(Items from a figure collection)
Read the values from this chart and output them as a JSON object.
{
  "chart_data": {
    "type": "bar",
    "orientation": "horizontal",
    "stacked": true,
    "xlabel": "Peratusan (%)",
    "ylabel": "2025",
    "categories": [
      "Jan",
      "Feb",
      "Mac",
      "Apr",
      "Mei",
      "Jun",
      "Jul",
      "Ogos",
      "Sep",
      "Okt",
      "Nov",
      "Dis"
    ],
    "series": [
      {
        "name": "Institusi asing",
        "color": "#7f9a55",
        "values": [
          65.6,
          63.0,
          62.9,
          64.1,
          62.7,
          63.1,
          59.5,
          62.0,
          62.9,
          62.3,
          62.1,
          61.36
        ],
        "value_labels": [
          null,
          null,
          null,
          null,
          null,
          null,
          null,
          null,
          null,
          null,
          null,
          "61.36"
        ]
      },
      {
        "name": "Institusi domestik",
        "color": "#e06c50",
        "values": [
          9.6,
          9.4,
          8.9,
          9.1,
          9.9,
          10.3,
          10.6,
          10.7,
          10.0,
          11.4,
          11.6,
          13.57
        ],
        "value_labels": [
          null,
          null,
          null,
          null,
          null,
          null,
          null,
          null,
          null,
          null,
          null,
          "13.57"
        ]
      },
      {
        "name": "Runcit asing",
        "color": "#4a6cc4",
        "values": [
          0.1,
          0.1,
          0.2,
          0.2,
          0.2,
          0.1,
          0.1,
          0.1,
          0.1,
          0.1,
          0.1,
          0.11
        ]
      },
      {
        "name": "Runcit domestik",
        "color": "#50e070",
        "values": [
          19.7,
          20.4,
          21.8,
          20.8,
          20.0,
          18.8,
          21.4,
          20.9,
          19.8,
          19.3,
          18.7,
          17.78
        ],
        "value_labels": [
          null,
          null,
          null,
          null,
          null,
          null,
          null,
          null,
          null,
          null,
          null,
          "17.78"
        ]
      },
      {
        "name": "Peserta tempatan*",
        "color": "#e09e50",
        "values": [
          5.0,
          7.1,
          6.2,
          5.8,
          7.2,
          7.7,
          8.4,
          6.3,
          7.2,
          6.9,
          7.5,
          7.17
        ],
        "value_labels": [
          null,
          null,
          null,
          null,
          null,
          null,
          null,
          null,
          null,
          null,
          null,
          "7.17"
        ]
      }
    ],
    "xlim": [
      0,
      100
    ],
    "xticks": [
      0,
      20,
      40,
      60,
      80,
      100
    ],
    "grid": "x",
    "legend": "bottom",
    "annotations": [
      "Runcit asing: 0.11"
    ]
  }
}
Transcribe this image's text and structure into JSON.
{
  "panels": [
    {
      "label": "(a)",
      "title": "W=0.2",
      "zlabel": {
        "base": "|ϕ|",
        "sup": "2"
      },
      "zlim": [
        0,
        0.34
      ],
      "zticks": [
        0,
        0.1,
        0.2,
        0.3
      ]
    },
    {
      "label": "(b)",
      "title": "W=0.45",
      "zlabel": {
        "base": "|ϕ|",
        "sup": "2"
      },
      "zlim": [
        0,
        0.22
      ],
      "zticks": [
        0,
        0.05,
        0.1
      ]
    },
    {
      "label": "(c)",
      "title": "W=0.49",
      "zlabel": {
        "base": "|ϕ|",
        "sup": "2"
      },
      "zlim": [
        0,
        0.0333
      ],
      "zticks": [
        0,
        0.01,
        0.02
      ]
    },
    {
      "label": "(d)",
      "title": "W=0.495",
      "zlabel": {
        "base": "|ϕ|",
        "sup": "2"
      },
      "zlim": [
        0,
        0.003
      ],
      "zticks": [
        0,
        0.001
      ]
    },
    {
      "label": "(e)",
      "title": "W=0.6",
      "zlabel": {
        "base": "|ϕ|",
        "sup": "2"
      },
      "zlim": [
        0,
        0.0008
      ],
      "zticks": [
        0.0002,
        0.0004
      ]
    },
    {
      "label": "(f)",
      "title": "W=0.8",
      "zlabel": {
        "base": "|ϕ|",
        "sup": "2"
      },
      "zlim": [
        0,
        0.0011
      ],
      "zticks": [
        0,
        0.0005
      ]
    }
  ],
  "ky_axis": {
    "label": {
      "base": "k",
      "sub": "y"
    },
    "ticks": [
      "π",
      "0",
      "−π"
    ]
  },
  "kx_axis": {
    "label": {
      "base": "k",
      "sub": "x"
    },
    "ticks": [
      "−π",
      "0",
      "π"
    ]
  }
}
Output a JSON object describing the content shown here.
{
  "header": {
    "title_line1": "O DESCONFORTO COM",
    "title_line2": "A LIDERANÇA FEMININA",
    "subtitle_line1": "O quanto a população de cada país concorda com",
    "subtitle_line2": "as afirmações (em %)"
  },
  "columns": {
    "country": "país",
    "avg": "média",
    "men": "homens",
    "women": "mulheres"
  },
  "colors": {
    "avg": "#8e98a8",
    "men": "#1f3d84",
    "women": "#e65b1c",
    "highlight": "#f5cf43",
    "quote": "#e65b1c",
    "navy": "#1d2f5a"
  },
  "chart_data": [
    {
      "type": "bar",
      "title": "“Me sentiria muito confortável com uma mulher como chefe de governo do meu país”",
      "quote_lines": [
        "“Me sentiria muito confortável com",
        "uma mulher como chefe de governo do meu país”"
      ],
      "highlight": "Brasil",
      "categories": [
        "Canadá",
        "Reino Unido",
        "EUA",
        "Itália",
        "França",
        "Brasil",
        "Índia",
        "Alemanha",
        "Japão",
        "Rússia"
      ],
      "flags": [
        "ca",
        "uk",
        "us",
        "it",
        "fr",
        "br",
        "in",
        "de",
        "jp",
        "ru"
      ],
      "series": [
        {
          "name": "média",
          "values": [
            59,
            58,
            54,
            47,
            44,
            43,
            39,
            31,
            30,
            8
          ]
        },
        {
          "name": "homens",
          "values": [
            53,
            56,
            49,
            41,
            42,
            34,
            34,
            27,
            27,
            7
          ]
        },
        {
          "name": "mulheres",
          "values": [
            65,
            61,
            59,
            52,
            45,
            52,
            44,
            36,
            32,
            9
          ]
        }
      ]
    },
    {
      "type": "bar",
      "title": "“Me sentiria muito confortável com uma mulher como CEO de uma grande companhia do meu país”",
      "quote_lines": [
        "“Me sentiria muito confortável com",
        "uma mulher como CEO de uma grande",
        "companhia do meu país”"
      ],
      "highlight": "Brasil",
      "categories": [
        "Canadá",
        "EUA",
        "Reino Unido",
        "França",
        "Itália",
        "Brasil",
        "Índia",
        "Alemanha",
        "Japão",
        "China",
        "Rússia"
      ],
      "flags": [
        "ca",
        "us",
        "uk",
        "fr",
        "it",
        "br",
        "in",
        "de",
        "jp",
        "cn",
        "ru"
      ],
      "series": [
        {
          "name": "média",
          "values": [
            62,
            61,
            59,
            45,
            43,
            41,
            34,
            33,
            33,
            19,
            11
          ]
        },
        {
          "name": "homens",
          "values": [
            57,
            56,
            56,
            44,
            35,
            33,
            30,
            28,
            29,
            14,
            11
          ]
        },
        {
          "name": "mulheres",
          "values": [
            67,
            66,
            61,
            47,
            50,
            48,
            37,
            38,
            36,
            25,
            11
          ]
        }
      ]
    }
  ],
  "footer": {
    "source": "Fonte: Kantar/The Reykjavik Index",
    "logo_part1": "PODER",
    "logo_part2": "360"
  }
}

(EXERCISE AIM): Transcribe every entry exactly.

(WRITTEN SOLUTION):
Read the values from this chart and output them as a JSON object.
{
  "chart_data": {
    "type": "bar",
    "orientation": "horizontal",
    "stacked": true,
    "xlabel": "Peratusan (%)",
    "ylabel": "2025",
    "categories": [
      "Jan",
      "Feb",
      "Mac",
      "Apr",
      "Mei",
      "Jun",
      "Jul",
      "Ogos",
      "Sep",
      "Okt",
      "Nov",
      "Dis"
    ],
    "series": [
      {
        "name": "Institusi asing",
        "color": "#7f9a55",
        "values": [
          65.6,
          63.0,
          62.9,
          64.1,
          62.7,
          63.1,
          59.5,
          62.0,
          62.9,
          62.3,
          62.1,
          61.36
        ],
        "value_labels": [
          null,
          null,
          null,
          null,
          null,
          null,
          null,
          null,
          null,
          null,
          null,
          "61.36"
        ]
      },
      {
        "name": "Institusi domestik",
        "color": "#e06c50",
        "values": [
          9.6,
          9.4,
          8.9,
          9.1,
          9.9,
          10.3,
          10.6,
          10.7,
          10.0,
          11.4,
          11.6,
          13.57
        ],
        "value_labels": [
          null,
          null,
          null,
          null,
          null,
          null,
          null,
          null,
          null,
          null,
          null,
          "13.57"
        ]
      },
      {
        "name": "Runcit asing",
        "color": "#4a6cc4",
        "values": [
          0.1,
          0.1,
          0.2,
          0.2,
          0.2,
          0.1,
          0.1,
          0.1,
          0.1,
          0.1,
          0.1,
          0.11
        ]
      },
      {
        "name": "Runcit domestik",
        "color": "#50e070",
        "values": [
          19.7,
          20.4,
          21.8,
          20.8,
          20.0,
          18.8,
          21.4,
          20.9,
          19.8,
          19.3,
          18.7,
          17.78
        ],
        "value_labels": [
          null,
          null,
          null,
          null,
          null,
          null,
          null,
          null,
          null,
          null,
          null,
          "17.78"
        ]
      },
      {
        "name": "Peserta tempatan*",
        "color": "#e09e50",
        "values": [
          5.0,
          7.1,
          6.2,
          5.8,
          7.2,
          7.7,
          8.4,
          6.3,
          7.2,
          6.9,
          7.5,
          7.17
        ],
        "value_labels": [
          null,
          null,
          null,
          null,
          null,
          null,
          null,
          null,
          null,
          null,
          null,
          "7.17"
        ]
      }
    ],
    "xlim": [
      0,
      100
    ],
    "xticks": [
      0,
      20,
      40,
      60,
      80,
      100
    ],
    "grid": "x",
    "legend": "bottom",
    "annotations": [
      "Runcit asing: 0.11"
    ]
  }
}
Transcribe this image's text and structure into JSON.
{
  "panels": [
    {
      "label": "(a)",
      "title": "W=0.2",
      "zlabel": {
        "base": "|ϕ|",
        "sup": "2"
      },
      "zlim": [
        0,
        0.34
      ],
      "zticks": [
        0,
        0.1,
        0.2,
        0.3
      ]
    },
    {
      "label": "(b)",
      "title": "W=0.45",
      "zlabel": {
        "base": "|ϕ|",
        "sup": "2"
      },
      "zlim": [
        0,
        0.22
      ],
      "zticks": [
        0,
        0.05,
        0.1
      ]
    },
    {
      "label": "(c)",
      "title": "W=0.49",
      "zlabel": {
        "base": "|ϕ|",
        "sup": "2"
      },
      "zlim": [
        0,
        0.0333
      ],
      "zticks": [
        0,
        0.01,
        0.02
      ]
    },
    {
      "label": "(d)",
      "title": "W=0.495",
      "zlabel": {
        "base": "|ϕ|",
        "sup": "2"
      },
      "zlim": [
        0,
        0.003
      ],
      "zticks": [
        0,
        0.001
      ]
    },
    {
      "label": "(e)",
      "title": "W=0.6",
      "zlabel": {
        "base": "|ϕ|",
        "sup": "2"
      },
      "zlim": [
        0,
        0.0008
      ],
      "zticks": [
        0.0002,
        0.0004
      ]
    },
    {
      "label": "(f)",
      "title": "W=0.8",
      "zlabel": {
        "base": "|ϕ|",
        "sup": "2"
      },
      "zlim": [
        0,
        0.0011
      ],
      "zticks": [
        0,
        0.0005
      ]
    }
  ],
  "ky_axis": {
    "label": {
      "base": "k",
      "sub": "y"
    },
    "ticks": [
      "π",
      "0",
      "−π"
    ]
  },
  "kx_axis": {
    "label": {
      "base": "k",
      "sub": "x"
    },
    "ticks": [
      "−π",
      "0",
      "π"
    ]
  }
}
Output a JSON object describing the content shown here.
{
  "header": {
    "title_line1": "O DESCONFORTO COM",
    "title_line2": "A LIDERANÇA FEMININA",
    "subtitle_line1": "O quanto a população de cada país concorda com",
    "subtitle_line2": "as afirmações (em %)"
  },
  "columns": {
    "country": "país",
    "avg": "média",
    "men": "homens",
    "women": "mulheres"
  },
  "colors": {
    "avg": "#8e98a8",
    "men": "#1f3d84",
    "women": "#e65b1c",
    "highlight": "#f5cf43",
    "quote": "#e65b1c",
    "navy": "#1d2f5a"
  },
  "chart_data": [
    {
      "type": "bar",
      "title": "“Me sentiria muito confortável com uma mulher como chefe de governo do meu país”",
      "quote_lines": [
        "“Me sentiria muito confortável com",
        "uma mulher como chefe de governo do meu país”"
      ],
      "highlight": "Brasil",
      "categories": [
        "Canadá",
        "Reino Unido",
        "EUA",
        "Itália",
        "França",
        "Brasil",
        "Índia",
        "Alemanha",
        "Japão",
        "Rússia"
      ],
      "flags": [
        "ca",
        "uk",
        "us",
        "it",
        "fr",
        "br",
        "in",
        "de",
        "jp",
        "ru"
      ],
      "series": [
        {
          "name": "média",
          "values": [
            59,
            58,
            54,
            47,
            44,
            43,
            39,
            31,
            30,
            8
          ]
        },
        {
          "name": "homens",
          "values": [
            53,
            56,
            49,
            41,
            42,
            34,
            34,
            27,
            27,
            7
          ]
        },
        {
          "name": "mulheres",
          "values": [
            65,
            61,
            59,
            52,
            45,
            52,
            44,
            36,
            32,
            9
          ]
        }
      ]
    },
    {
      "type": "bar",
      "title": "“Me sentiria muito confortável com uma mulher como CEO de uma grande companhia do meu país”",
      "quote_lines": [
        "“Me sentiria muito confortável com",
        "uma mulher como CEO de uma grande",
        "companhia do meu país”"
      ],
      "highlight": "Brasil",
      "categories": [
        "Canadá",
        "EUA",
        "Reino Unido",
        "França",
        "Itália",
        "Brasil",
        "Índia",
        "Alemanha",
        "Japão",
        "China",
        "Rússia"
      ],
      "flags": [
        "ca",
        "us",
        "uk",
        "fr",
        "it",
        "br",
        "in",
        "de",
        "jp",
        "cn",
        "ru"
      ],
      "series": [
        {
          "name": "média",
          "values": [
            62,
            61,
            59,
            45,
            43,
            41,
            34,
            33,
            33,
            19,
            11
          ]
        },
        {
          "name": "homens",
          "values": [
            57,
            56,
            56,
            44,
            35,
            33,
            30,
            28,
            29,
            14,
            11
          ]
        },
        {
          "name": "mulheres",
          "values": [
            67,
            66,
            61,
            47,
            50,
            48,
            37,
            38,
            36,
            25,
            11
          ]
        }
      ]
    }
  ],
  "footer": {
    "source": "Fonte: Kantar/The Reykjavik Index",
    "logo_part1": "PODER",
    "logo_part2": "360"
  }
}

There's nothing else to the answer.